• Your instructions: The line containing "What's the underlying" marks the start of the required copy, which runs to the final line of the entries; return those lines exactly, without any pictures.

Source data:
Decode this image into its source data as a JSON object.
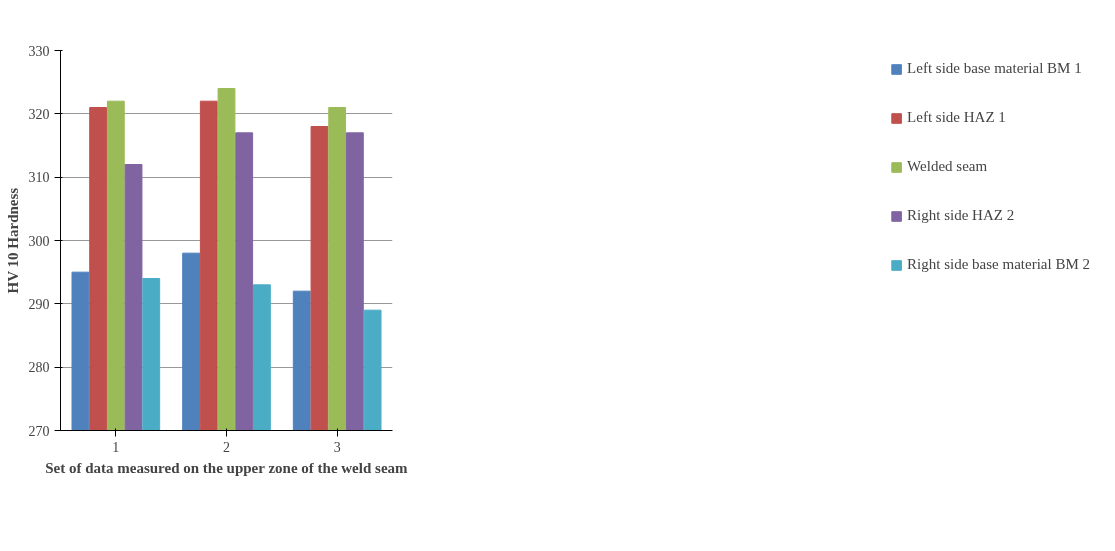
{
  "chart_data": {
    "type": "bar",
    "xlabel": "Set of data measured on the upper zone of the weld seam",
    "ylabel": "HV 10 Hardness",
    "categories": [
      "1",
      "2",
      "3"
    ],
    "series": [
      {
        "name": "Left side base material BM 1",
        "color": "#4f81bd",
        "values": [
          295,
          298,
          292
        ]
      },
      {
        "name": "Left side HAZ 1",
        "color": "#c0504d",
        "values": [
          321,
          322,
          318
        ]
      },
      {
        "name": "Welded seam",
        "color": "#9bbb59",
        "values": [
          322,
          324,
          321
        ]
      },
      {
        "name": "Right side HAZ 2",
        "color": "#8064a2",
        "values": [
          312,
          317,
          317
        ]
      },
      {
        "name": "Right side base material BM 2",
        "color": "#4bacc6",
        "values": [
          294,
          293,
          289
        ]
      }
    ],
    "ylim": [
      270,
      330
    ],
    "yticks": [
      270,
      280,
      290,
      300,
      310,
      320,
      330
    ],
    "grid": "y",
    "legend": "right"
  }
}
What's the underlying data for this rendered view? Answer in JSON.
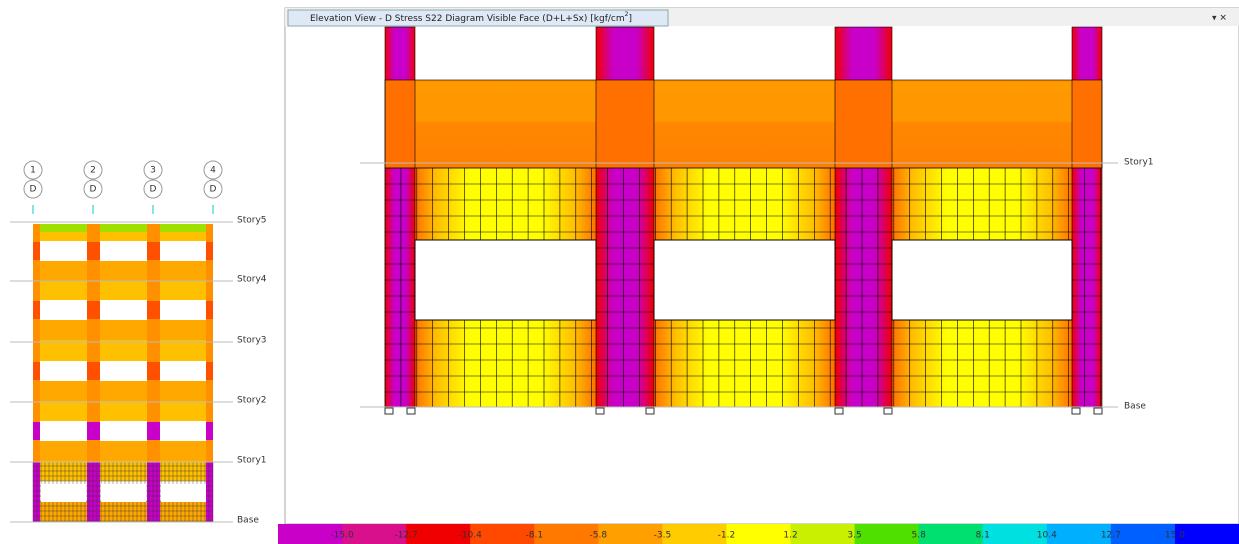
{
  "left_view": {
    "grid_bubbles": [
      {
        "number": "1",
        "line": "D"
      },
      {
        "number": "2",
        "line": "D"
      },
      {
        "number": "3",
        "line": "D"
      },
      {
        "number": "4",
        "line": "D"
      }
    ],
    "stories": [
      "Story5",
      "Story4",
      "Story3",
      "Story2",
      "Story1",
      "Base"
    ]
  },
  "window": {
    "title": "Elevation View - D   Stress S22 Diagram  Visible Face   (D+L+Sx)  [kgf/cm",
    "title_sup": "2",
    "title_end": "]"
  },
  "right_view": {
    "stories": [
      "Story1",
      "Base"
    ]
  },
  "legend": {
    "labels": [
      "-15.0",
      "-12.7",
      "-10.4",
      "-8.1",
      "-5.8",
      "-3.5",
      "-1.2",
      "1.2",
      "3.5",
      "5.8",
      "8.1",
      "10.4",
      "12.7",
      "15.0"
    ],
    "colors": [
      "#c800c8",
      "#d8108c",
      "#f00000",
      "#ff4800",
      "#ff7800",
      "#ffa000",
      "#ffcc00",
      "#ffff00",
      "#c8f000",
      "#50e000",
      "#00e070",
      "#00e0e0",
      "#00b0ff",
      "#0060ff",
      "#0000ff"
    ]
  }
}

• Solution for this task:
What's the underlying data for this rendered view? Answer in JSON.
{
  "left_view": {
    "grid_bubbles": [
      {
        "number": "1",
        "line": "D"
      },
      {
        "number": "2",
        "line": "D"
      },
      {
        "number": "3",
        "line": "D"
      },
      {
        "number": "4",
        "line": "D"
      }
    ],
    "stories": [
      "Story5",
      "Story4",
      "Story3",
      "Story2",
      "Story1",
      "Base"
    ]
  },
  "window": {
    "title": "Elevation View - D   Stress S22 Diagram  Visible Face   (D+L+Sx)  [kgf/cm",
    "title_sup": "2",
    "title_end": "]"
  },
  "right_view": {
    "stories": [
      "Story1",
      "Base"
    ]
  },
  "legend": {
    "labels": [
      "-15.0",
      "-12.7",
      "-10.4",
      "-8.1",
      "-5.8",
      "-3.5",
      "-1.2",
      "1.2",
      "3.5",
      "5.8",
      "8.1",
      "10.4",
      "12.7",
      "15.0"
    ],
    "colors": [
      "#c800c8",
      "#d8108c",
      "#f00000",
      "#ff4800",
      "#ff7800",
      "#ffa000",
      "#ffcc00",
      "#ffff00",
      "#c8f000",
      "#50e000",
      "#00e070",
      "#00e0e0",
      "#00b0ff",
      "#0060ff",
      "#0000ff"
    ]
  }
}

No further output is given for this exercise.